Copy each entry as it stands, leaving nothing out.

Data entries:
------------------------------------------------

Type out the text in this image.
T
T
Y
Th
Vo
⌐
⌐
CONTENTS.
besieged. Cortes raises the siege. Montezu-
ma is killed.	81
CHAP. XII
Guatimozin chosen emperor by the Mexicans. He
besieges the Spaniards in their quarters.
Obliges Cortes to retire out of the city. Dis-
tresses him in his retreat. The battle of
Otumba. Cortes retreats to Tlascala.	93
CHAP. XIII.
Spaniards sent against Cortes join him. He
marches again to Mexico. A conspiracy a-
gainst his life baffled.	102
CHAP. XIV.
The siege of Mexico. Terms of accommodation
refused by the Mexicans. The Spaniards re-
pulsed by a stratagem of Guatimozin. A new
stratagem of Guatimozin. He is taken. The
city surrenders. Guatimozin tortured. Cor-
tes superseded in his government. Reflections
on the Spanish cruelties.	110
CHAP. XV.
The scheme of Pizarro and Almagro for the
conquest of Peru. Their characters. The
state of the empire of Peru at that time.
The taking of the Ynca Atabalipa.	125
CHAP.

------------------------------------------------

→ Expected answer:
Type out the text in this image.
T
T
Y
Th
Vo
⌐
⌐
CONTENTS.
besieged. Cortes raises the siege. Montezu-
ma is killed.	81
CHAP. XII
Guatimozin chosen emperor by the Mexicans. He
besieges the Spaniards in their quarters.
Obliges Cortes to retire out of the city. Dis-
tresses him in his retreat. The battle of
Otumba. Cortes retreats to Tlascala.	93
CHAP. XIII.
Spaniards sent against Cortes join him. He
marches again to Mexico. A conspiracy a-
gainst his life baffled.	102
CHAP. XIV.
The siege of Mexico. Terms of accommodation
refused by the Mexicans. The Spaniards re-
pulsed by a stratagem of Guatimozin. A new
stratagem of Guatimozin. He is taken. The
city surrenders. Guatimozin tortured. Cor-
tes superseded in his government. Reflections
on the Spanish cruelties.	110
CHAP. XV.
The scheme of Pizarro and Almagro for the
conquest of Peru. Their characters. The
state of the empire of Peru at that time.
The taking of the Ynca Atabalipa.	125
CHAP.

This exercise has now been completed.